### Problem description
Output every entry exactly as written.
--- begin ---
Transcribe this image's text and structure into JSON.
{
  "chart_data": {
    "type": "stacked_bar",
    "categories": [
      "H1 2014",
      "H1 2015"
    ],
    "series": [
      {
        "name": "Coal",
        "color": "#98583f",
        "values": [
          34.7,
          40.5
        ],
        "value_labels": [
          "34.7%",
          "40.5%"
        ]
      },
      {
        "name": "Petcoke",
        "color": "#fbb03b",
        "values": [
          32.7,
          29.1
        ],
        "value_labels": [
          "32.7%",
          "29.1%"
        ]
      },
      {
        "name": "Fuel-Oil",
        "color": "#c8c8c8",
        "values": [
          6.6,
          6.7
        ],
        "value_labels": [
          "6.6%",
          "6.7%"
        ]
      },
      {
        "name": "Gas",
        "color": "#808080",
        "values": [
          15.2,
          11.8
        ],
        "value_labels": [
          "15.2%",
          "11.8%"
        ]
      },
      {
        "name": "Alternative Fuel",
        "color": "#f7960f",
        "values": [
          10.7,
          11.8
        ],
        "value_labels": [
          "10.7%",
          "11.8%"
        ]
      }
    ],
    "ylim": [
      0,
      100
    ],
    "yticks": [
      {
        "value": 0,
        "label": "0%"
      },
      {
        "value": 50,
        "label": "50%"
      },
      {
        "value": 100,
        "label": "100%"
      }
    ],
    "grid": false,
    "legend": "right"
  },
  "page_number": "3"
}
--- end ---
### Exercise solution
Transcribe this image's text and structure into JSON.
{
  "chart_data": {
    "type": "stacked_bar",
    "categories": [
      "H1 2014",
      "H1 2015"
    ],
    "series": [
      {
        "name": "Coal",
        "color": "#98583f",
        "values": [
          34.7,
          40.5
        ],
        "value_labels": [
          "34.7%",
          "40.5%"
        ]
      },
      {
        "name": "Petcoke",
        "color": "#fbb03b",
        "values": [
          32.7,
          29.1
        ],
        "value_labels": [
          "32.7%",
          "29.1%"
        ]
      },
      {
        "name": "Fuel-Oil",
        "color": "#c8c8c8",
        "values": [
          6.6,
          6.7
        ],
        "value_labels": [
          "6.6%",
          "6.7%"
        ]
      },
      {
        "name": "Gas",
        "color": "#808080",
        "values": [
          15.2,
          11.8
        ],
        "value_labels": [
          "15.2%",
          "11.8%"
        ]
      },
      {
        "name": "Alternative Fuel",
        "color": "#f7960f",
        "values": [
          10.7,
          11.8
        ],
        "value_labels": [
          "10.7%",
          "11.8%"
        ]
      }
    ],
    "ylim": [
      0,
      100
    ],
    "yticks": [
      {
        "value": 0,
        "label": "0%"
      },
      {
        "value": 50,
        "label": "50%"
      },
      {
        "value": 100,
        "label": "100%"
      }
    ],
    "grid": false,
    "legend": "right"
  },
  "page_number": "3"
}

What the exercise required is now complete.